▶ **PROBLEM DESCRIPTION**: Every record below should be transcribed exactly. Omit the images.

----- RAW RECORDS

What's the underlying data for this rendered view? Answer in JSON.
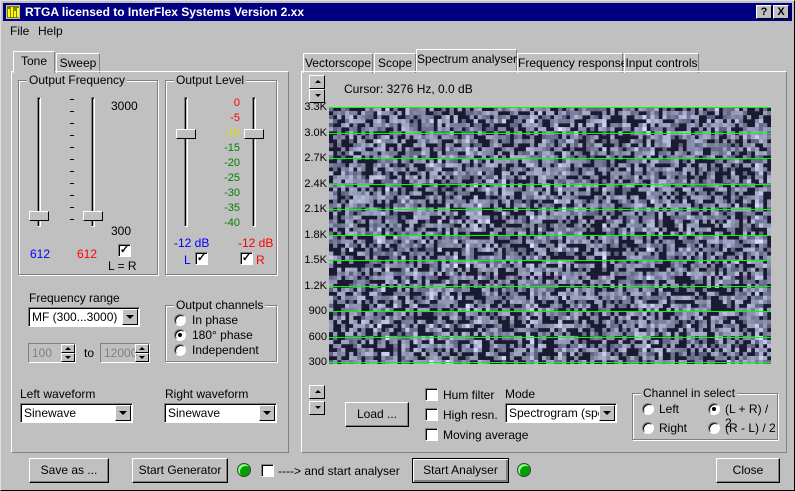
{
  "window": {
    "title": "RTGA   licensed to InterFlex Systems   Version 2.xx",
    "help_btn": "?",
    "close_btn": "X"
  },
  "menu": {
    "file": "File",
    "help": "Help"
  },
  "left_tabs": [
    "Tone",
    "Sweep"
  ],
  "output_frequency": {
    "label": "Output Frequency",
    "max_label": "3000",
    "min_label": "300",
    "left_value": "612",
    "right_value": "612",
    "link_label": "L = R",
    "link_checked": "✓",
    "left_position": 0.05,
    "right_position": 0.05
  },
  "output_level": {
    "label": "Output Level",
    "scale": [
      "0",
      "-5",
      "-10",
      "-15",
      "-20",
      "-25",
      "-30",
      "-35",
      "-40"
    ],
    "left_value": "-12 dB",
    "right_value": "-12 dB",
    "left_label": "L",
    "right_label": "R",
    "check": "✓",
    "left_position": 0.27,
    "right_position": 0.27
  },
  "frequency_range": {
    "label": "Frequency range",
    "value": "MF (300...3000)",
    "from": "100",
    "to_label": "to",
    "to": "12000"
  },
  "output_channels": {
    "label": "Output channels",
    "options": [
      "In phase",
      "180° phase",
      "Independent"
    ],
    "selected": 1
  },
  "left_waveform": {
    "label": "Left waveform",
    "value": "Sinewave"
  },
  "right_waveform": {
    "label": "Right waveform",
    "value": "Sinewave"
  },
  "right_tabs": [
    "Vectorscope",
    "Scope",
    "Spectrum analyser",
    "Frequency response",
    "Input controls"
  ],
  "active_right_tab": 2,
  "cursor_text": "Cursor: 3276 Hz,  0.0 dB",
  "spectrum_axis": [
    "3.3K",
    "3.0K",
    "2.7K",
    "2.4K",
    "2.1K",
    "1.8K",
    "1.5K",
    "1.2K",
    "900",
    "600",
    "300"
  ],
  "load_button": "Load ...",
  "hum_filter": "Hum filter",
  "high_resn": "High resn.",
  "moving_average": "Moving average",
  "mode": {
    "label": "Mode",
    "value": "Spectrogram (spee"
  },
  "channel_select": {
    "label": "Channel in select",
    "options": [
      "Left",
      "(L + R) / 2",
      "Right",
      "(R - L) / 2"
    ],
    "selected": 1
  },
  "bottom": {
    "save_as": "Save as ...",
    "start_generator": "Start Generator",
    "and_start": "----> and start analyser",
    "start_analyser": "Start Analyser",
    "close": "Close"
  },
  "colors": {
    "title_bg": "#000080",
    "led": "#00a000",
    "grid": "#00ff00",
    "blue_value": "#0000ff",
    "red_value": "#ff0000",
    "yellow_tick": "#ffff00",
    "green_tick": "#008000"
  }
}
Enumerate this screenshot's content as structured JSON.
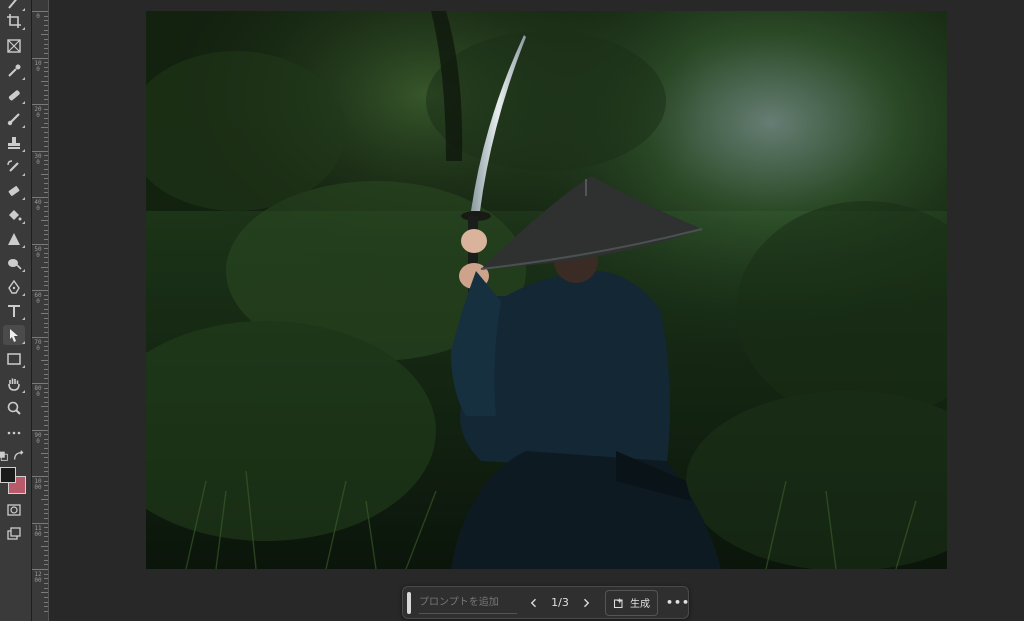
{
  "toolbar": {
    "tools": [
      {
        "name": "brush-tool-icon",
        "active": false
      },
      {
        "name": "crop-tool-icon",
        "active": false
      },
      {
        "name": "frame-tool-icon",
        "active": false
      },
      {
        "name": "eyedropper-tool-icon",
        "active": false
      },
      {
        "name": "spot-healing-tool-icon",
        "active": false
      },
      {
        "name": "brush-icon",
        "active": false
      },
      {
        "name": "clone-stamp-tool-icon",
        "active": false
      },
      {
        "name": "history-brush-tool-icon",
        "active": false
      },
      {
        "name": "eraser-tool-icon",
        "active": false
      },
      {
        "name": "paint-bucket-tool-icon",
        "active": false
      },
      {
        "name": "sharpen-tool-icon",
        "active": false
      },
      {
        "name": "dodge-tool-icon",
        "active": false
      },
      {
        "name": "pen-tool-icon",
        "active": false
      },
      {
        "name": "type-tool-icon",
        "active": false
      },
      {
        "name": "path-selection-tool-icon",
        "active": true
      },
      {
        "name": "rectangle-tool-icon",
        "active": false
      },
      {
        "name": "hand-tool-icon",
        "active": false
      },
      {
        "name": "zoom-tool-icon",
        "active": false
      },
      {
        "name": "more-tools-icon",
        "active": false
      }
    ],
    "foreground_color": "#1a1a1a",
    "background_color": "#b85a6a"
  },
  "ruler": {
    "labels": [
      "0",
      "100",
      "200",
      "300",
      "400",
      "500",
      "600",
      "700",
      "800",
      "900",
      "1000",
      "1100",
      "1200"
    ]
  },
  "taskbar": {
    "prompt_placeholder": "プロンプトを追加",
    "page_indicator": "1/3",
    "generate_label": "生成",
    "more_label": "•••"
  }
}
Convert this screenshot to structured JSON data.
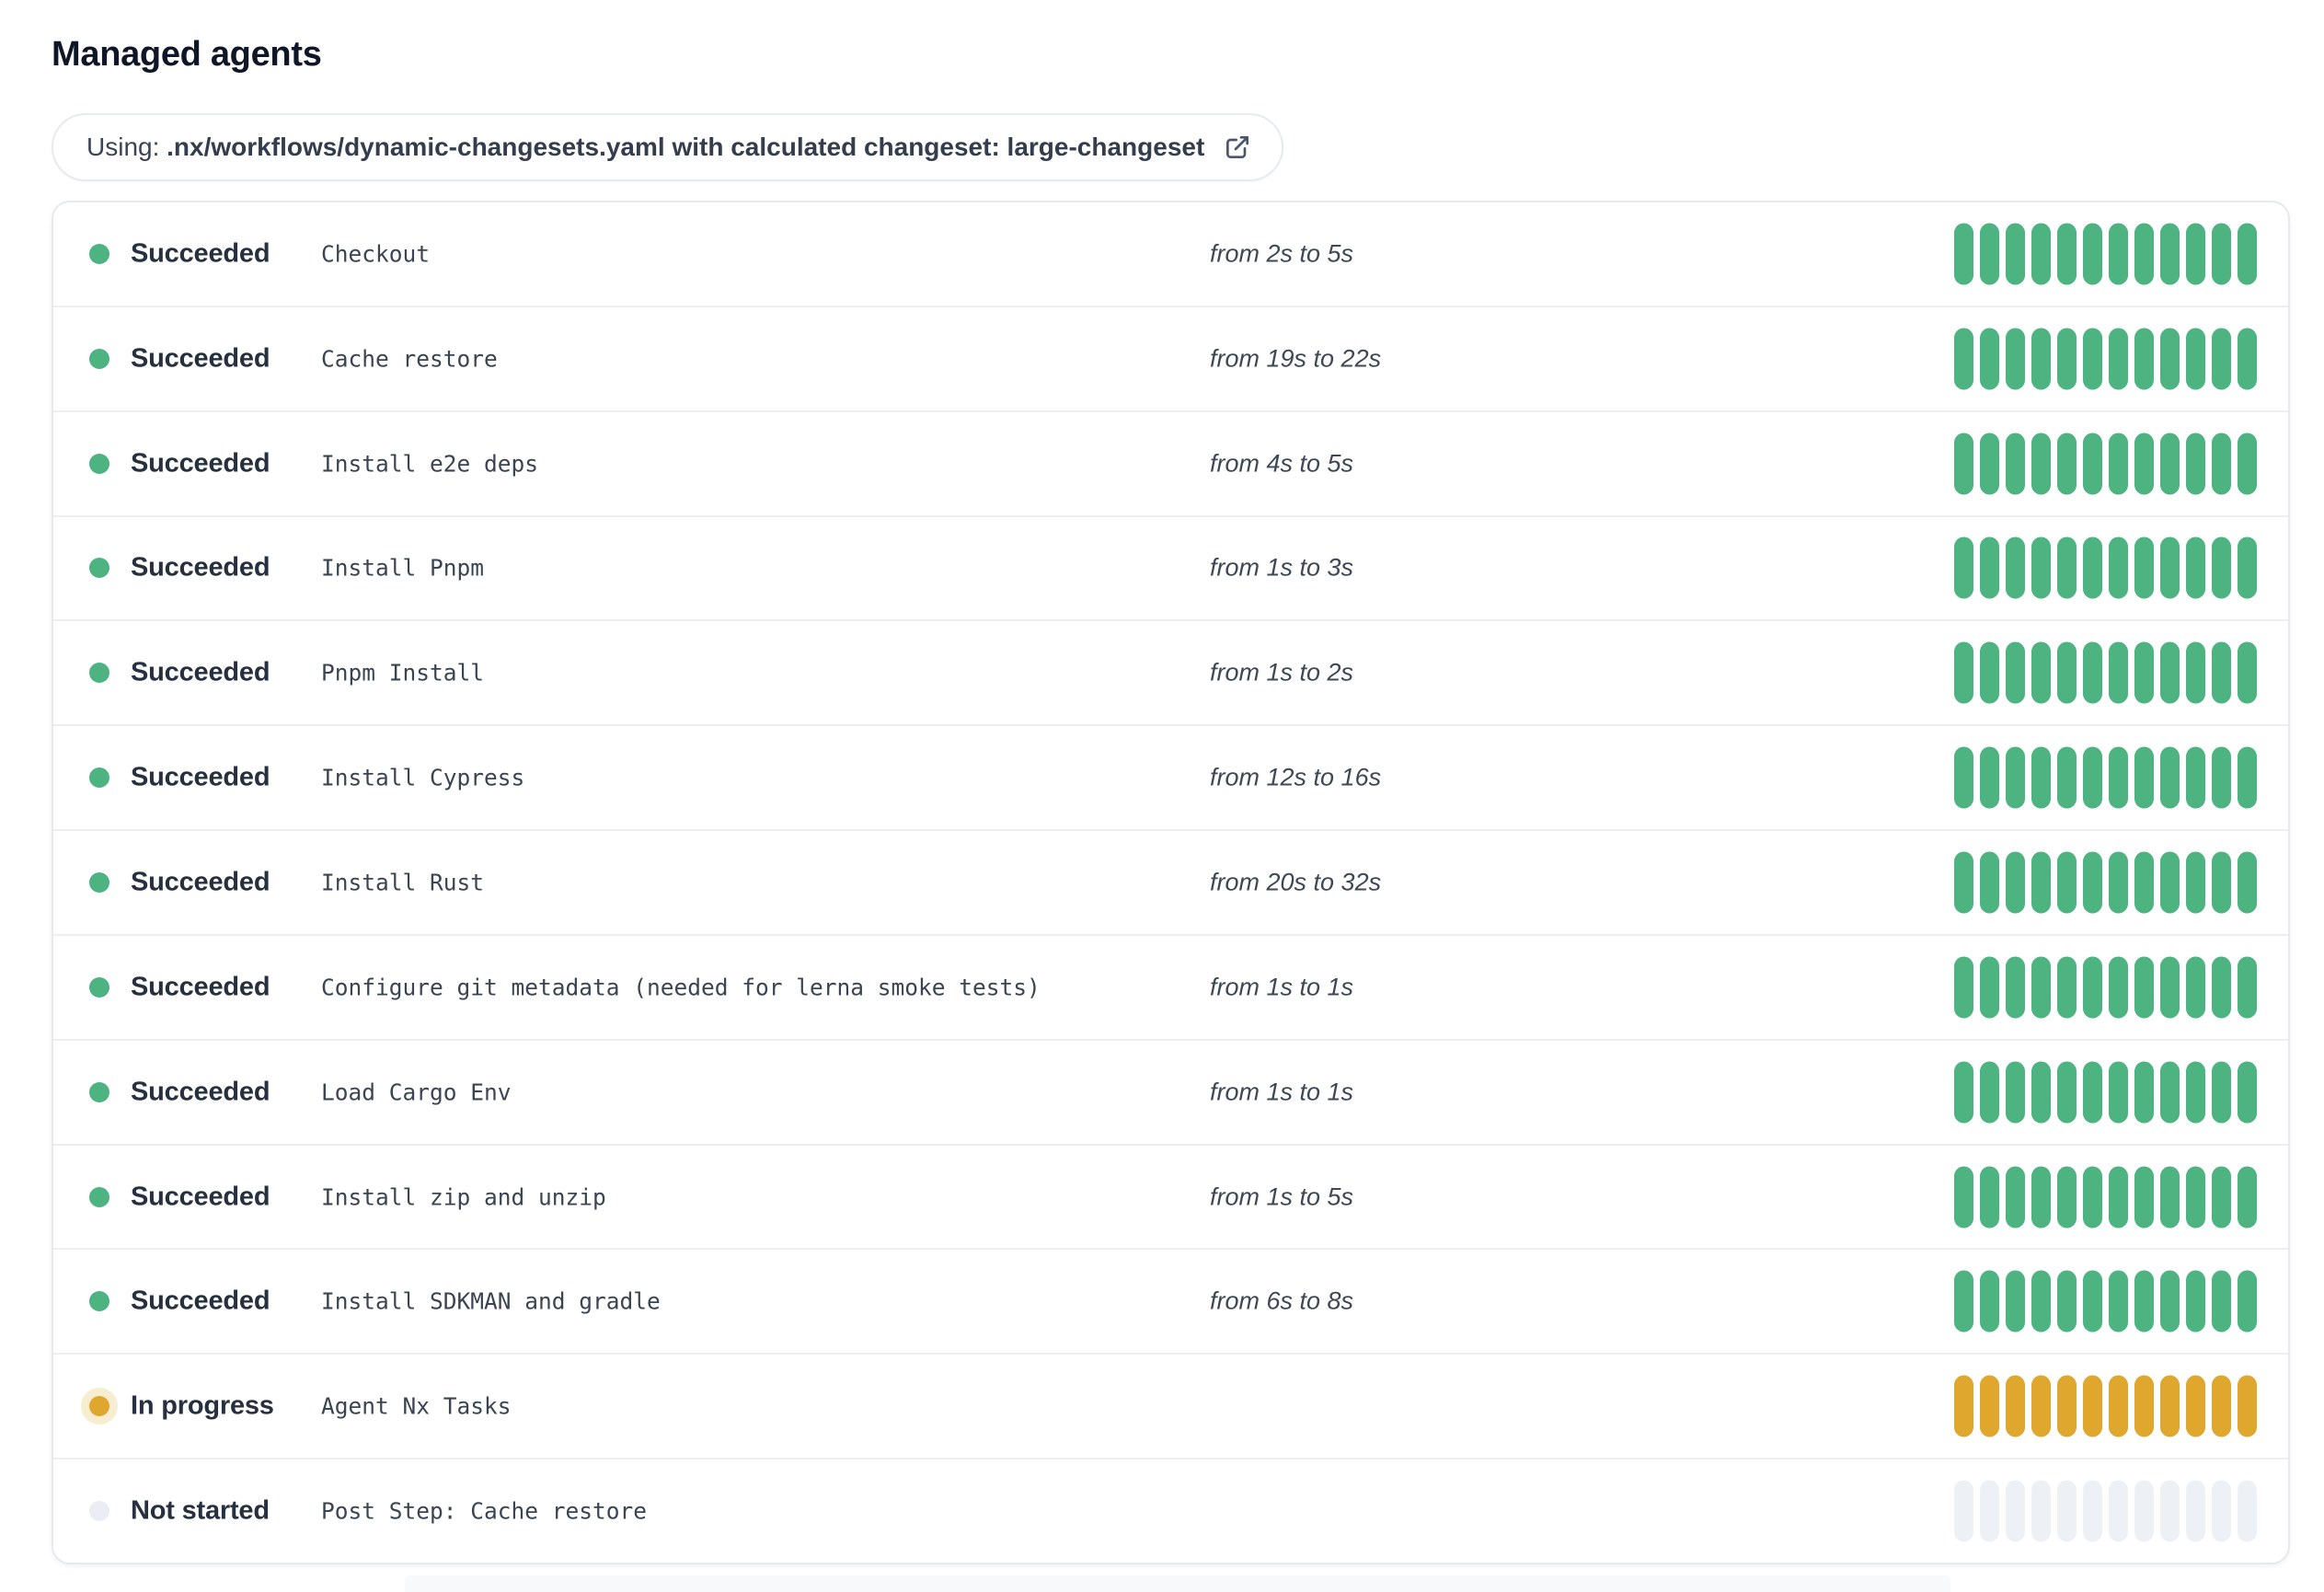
{
  "title": "Managed agents",
  "badge": {
    "prefix": "Using: ",
    "emphasis": ".nx/workflows/dynamic-changesets.yaml with calculated changeset: large-changeset"
  },
  "colors": {
    "succeeded": "#4cb381",
    "in_progress": "#dfa72d",
    "in_progress_halo": "#f7eed2",
    "not_started": "#edf1f6",
    "not_started_dot": "#eaeef4"
  },
  "segment_count": 12,
  "statuses": {
    "succeeded": {
      "label": "Succeeded"
    },
    "in_progress": {
      "label": "In progress"
    },
    "not_started": {
      "label": "Not started"
    }
  },
  "rows": [
    {
      "state": "succeeded",
      "status": "Succeeded",
      "name": "Checkout",
      "duration": "from 2s to 5s"
    },
    {
      "state": "succeeded",
      "status": "Succeeded",
      "name": "Cache restore",
      "duration": "from 19s to 22s"
    },
    {
      "state": "succeeded",
      "status": "Succeeded",
      "name": "Install e2e deps",
      "duration": "from 4s to 5s"
    },
    {
      "state": "succeeded",
      "status": "Succeeded",
      "name": "Install Pnpm",
      "duration": "from 1s to 3s"
    },
    {
      "state": "succeeded",
      "status": "Succeeded",
      "name": "Pnpm Install",
      "duration": "from 1s to 2s"
    },
    {
      "state": "succeeded",
      "status": "Succeeded",
      "name": "Install Cypress",
      "duration": "from 12s to 16s"
    },
    {
      "state": "succeeded",
      "status": "Succeeded",
      "name": "Install Rust",
      "duration": "from 20s to 32s"
    },
    {
      "state": "succeeded",
      "status": "Succeeded",
      "name": "Configure git metadata (needed for lerna smoke tests)",
      "duration": "from 1s to 1s"
    },
    {
      "state": "succeeded",
      "status": "Succeeded",
      "name": "Load Cargo Env",
      "duration": "from 1s to 1s"
    },
    {
      "state": "succeeded",
      "status": "Succeeded",
      "name": "Install zip and unzip",
      "duration": "from 1s to 5s"
    },
    {
      "state": "succeeded",
      "status": "Succeeded",
      "name": "Install SDKMAN and gradle",
      "duration": "from 6s to 8s"
    },
    {
      "state": "in_progress",
      "status": "In progress",
      "name": "Agent Nx Tasks",
      "duration": ""
    },
    {
      "state": "not_started",
      "status": "Not started",
      "name": "Post Step: Cache restore",
      "duration": ""
    }
  ]
}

----------

▶ **RESPONSE TO THIS EXERCISE**:
What's the underlying data for this rendered view? Answer in JSON.
{
  "window": {
    "title": "RTGA   licensed to InterFlex Systems   Version 2.xx",
    "help_btn": "?",
    "close_btn": "X"
  },
  "menu": {
    "file": "File",
    "help": "Help"
  },
  "left_tabs": [
    "Tone",
    "Sweep"
  ],
  "output_frequency": {
    "label": "Output Frequency",
    "max_label": "3000",
    "min_label": "300",
    "left_value": "612",
    "right_value": "612",
    "link_label": "L = R",
    "link_checked": "✓",
    "left_position": 0.05,
    "right_position": 0.05
  },
  "output_level": {
    "label": "Output Level",
    "scale": [
      "0",
      "-5",
      "-10",
      "-15",
      "-20",
      "-25",
      "-30",
      "-35",
      "-40"
    ],
    "left_value": "-12 dB",
    "right_value": "-12 dB",
    "left_label": "L",
    "right_label": "R",
    "check": "✓",
    "left_position": 0.27,
    "right_position": 0.27
  },
  "frequency_range": {
    "label": "Frequency range",
    "value": "MF (300...3000)",
    "from": "100",
    "to_label": "to",
    "to": "12000"
  },
  "output_channels": {
    "label": "Output channels",
    "options": [
      "In phase",
      "180° phase",
      "Independent"
    ],
    "selected": 1
  },
  "left_waveform": {
    "label": "Left waveform",
    "value": "Sinewave"
  },
  "right_waveform": {
    "label": "Right waveform",
    "value": "Sinewave"
  },
  "right_tabs": [
    "Vectorscope",
    "Scope",
    "Spectrum analyser",
    "Frequency response",
    "Input controls"
  ],
  "active_right_tab": 2,
  "cursor_text": "Cursor: 3276 Hz,  0.0 dB",
  "spectrum_axis": [
    "3.3K",
    "3.0K",
    "2.7K",
    "2.4K",
    "2.1K",
    "1.8K",
    "1.5K",
    "1.2K",
    "900",
    "600",
    "300"
  ],
  "load_button": "Load ...",
  "hum_filter": "Hum filter",
  "high_resn": "High resn.",
  "moving_average": "Moving average",
  "mode": {
    "label": "Mode",
    "value": "Spectrogram (spee"
  },
  "channel_select": {
    "label": "Channel in select",
    "options": [
      "Left",
      "(L + R) / 2",
      "Right",
      "(R - L) / 2"
    ],
    "selected": 1
  },
  "bottom": {
    "save_as": "Save as ...",
    "start_generator": "Start Generator",
    "and_start": "----> and start analyser",
    "start_analyser": "Start Analyser",
    "close": "Close"
  },
  "colors": {
    "title_bg": "#000080",
    "led": "#00a000",
    "grid": "#00ff00",
    "blue_value": "#0000ff",
    "red_value": "#ff0000",
    "yellow_tick": "#ffff00",
    "green_tick": "#008000"
  }
}
Enumerate this screenshot's content as structured JSON.
{
  "toolbar": {
    "tools": [
      {
        "name": "brush-tool-icon",
        "active": false
      },
      {
        "name": "crop-tool-icon",
        "active": false
      },
      {
        "name": "frame-tool-icon",
        "active": false
      },
      {
        "name": "eyedropper-tool-icon",
        "active": false
      },
      {
        "name": "spot-healing-tool-icon",
        "active": false
      },
      {
        "name": "brush-icon",
        "active": false
      },
      {
        "name": "clone-stamp-tool-icon",
        "active": false
      },
      {
        "name": "history-brush-tool-icon",
        "active": false
      },
      {
        "name": "eraser-tool-icon",
        "active": false
      },
      {
        "name": "paint-bucket-tool-icon",
        "active": false
      },
      {
        "name": "sharpen-tool-icon",
        "active": false
      },
      {
        "name": "dodge-tool-icon",
        "active": false
      },
      {
        "name": "pen-tool-icon",
        "active": false
      },
      {
        "name": "type-tool-icon",
        "active": false
      },
      {
        "name": "path-selection-tool-icon",
        "active": true
      },
      {
        "name": "rectangle-tool-icon",
        "active": false
      },
      {
        "name": "hand-tool-icon",
        "active": false
      },
      {
        "name": "zoom-tool-icon",
        "active": false
      },
      {
        "name": "more-tools-icon",
        "active": false
      }
    ],
    "foreground_color": "#1a1a1a",
    "background_color": "#b85a6a"
  },
  "ruler": {
    "labels": [
      "0",
      "100",
      "200",
      "300",
      "400",
      "500",
      "600",
      "700",
      "800",
      "900",
      "1000",
      "1100",
      "1200"
    ]
  },
  "taskbar": {
    "prompt_placeholder": "プロンプトを追加",
    "page_indicator": "1/3",
    "generate_label": "生成",
    "more_label": "•••"
  }
}
Convert this screenshot to structured JSON data.
{
  "title": "Managed agents",
  "badge": {
    "prefix": "Using: ",
    "emphasis": ".nx/workflows/dynamic-changesets.yaml with calculated changeset: large-changeset"
  },
  "colors": {
    "succeeded": "#4cb381",
    "in_progress": "#dfa72d",
    "in_progress_halo": "#f7eed2",
    "not_started": "#edf1f6",
    "not_started_dot": "#eaeef4"
  },
  "segment_count": 12,
  "statuses": {
    "succeeded": {
      "label": "Succeeded"
    },
    "in_progress": {
      "label": "In progress"
    },
    "not_started": {
      "label": "Not started"
    }
  },
  "rows": [
    {
      "state": "succeeded",
      "status": "Succeeded",
      "name": "Checkout",
      "duration": "from 2s to 5s"
    },
    {
      "state": "succeeded",
      "status": "Succeeded",
      "name": "Cache restore",
      "duration": "from 19s to 22s"
    },
    {
      "state": "succeeded",
      "status": "Succeeded",
      "name": "Install e2e deps",
      "duration": "from 4s to 5s"
    },
    {
      "state": "succeeded",
      "status": "Succeeded",
      "name": "Install Pnpm",
      "duration": "from 1s to 3s"
    },
    {
      "state": "succeeded",
      "status": "Succeeded",
      "name": "Pnpm Install",
      "duration": "from 1s to 2s"
    },
    {
      "state": "succeeded",
      "status": "Succeeded",
      "name": "Install Cypress",
      "duration": "from 12s to 16s"
    },
    {
      "state": "succeeded",
      "status": "Succeeded",
      "name": "Install Rust",
      "duration": "from 20s to 32s"
    },
    {
      "state": "succeeded",
      "status": "Succeeded",
      "name": "Configure git metadata (needed for lerna smoke tests)",
      "duration": "from 1s to 1s"
    },
    {
      "state": "succeeded",
      "status": "Succeeded",
      "name": "Load Cargo Env",
      "duration": "from 1s to 1s"
    },
    {
      "state": "succeeded",
      "status": "Succeeded",
      "name": "Install zip and unzip",
      "duration": "from 1s to 5s"
    },
    {
      "state": "succeeded",
      "status": "Succeeded",
      "name": "Install SDKMAN and gradle",
      "duration": "from 6s to 8s"
    },
    {
      "state": "in_progress",
      "status": "In progress",
      "name": "Agent Nx Tasks",
      "duration": ""
    },
    {
      "state": "not_started",
      "status": "Not started",
      "name": "Post Step: Cache restore",
      "duration": ""
    }
  ]
}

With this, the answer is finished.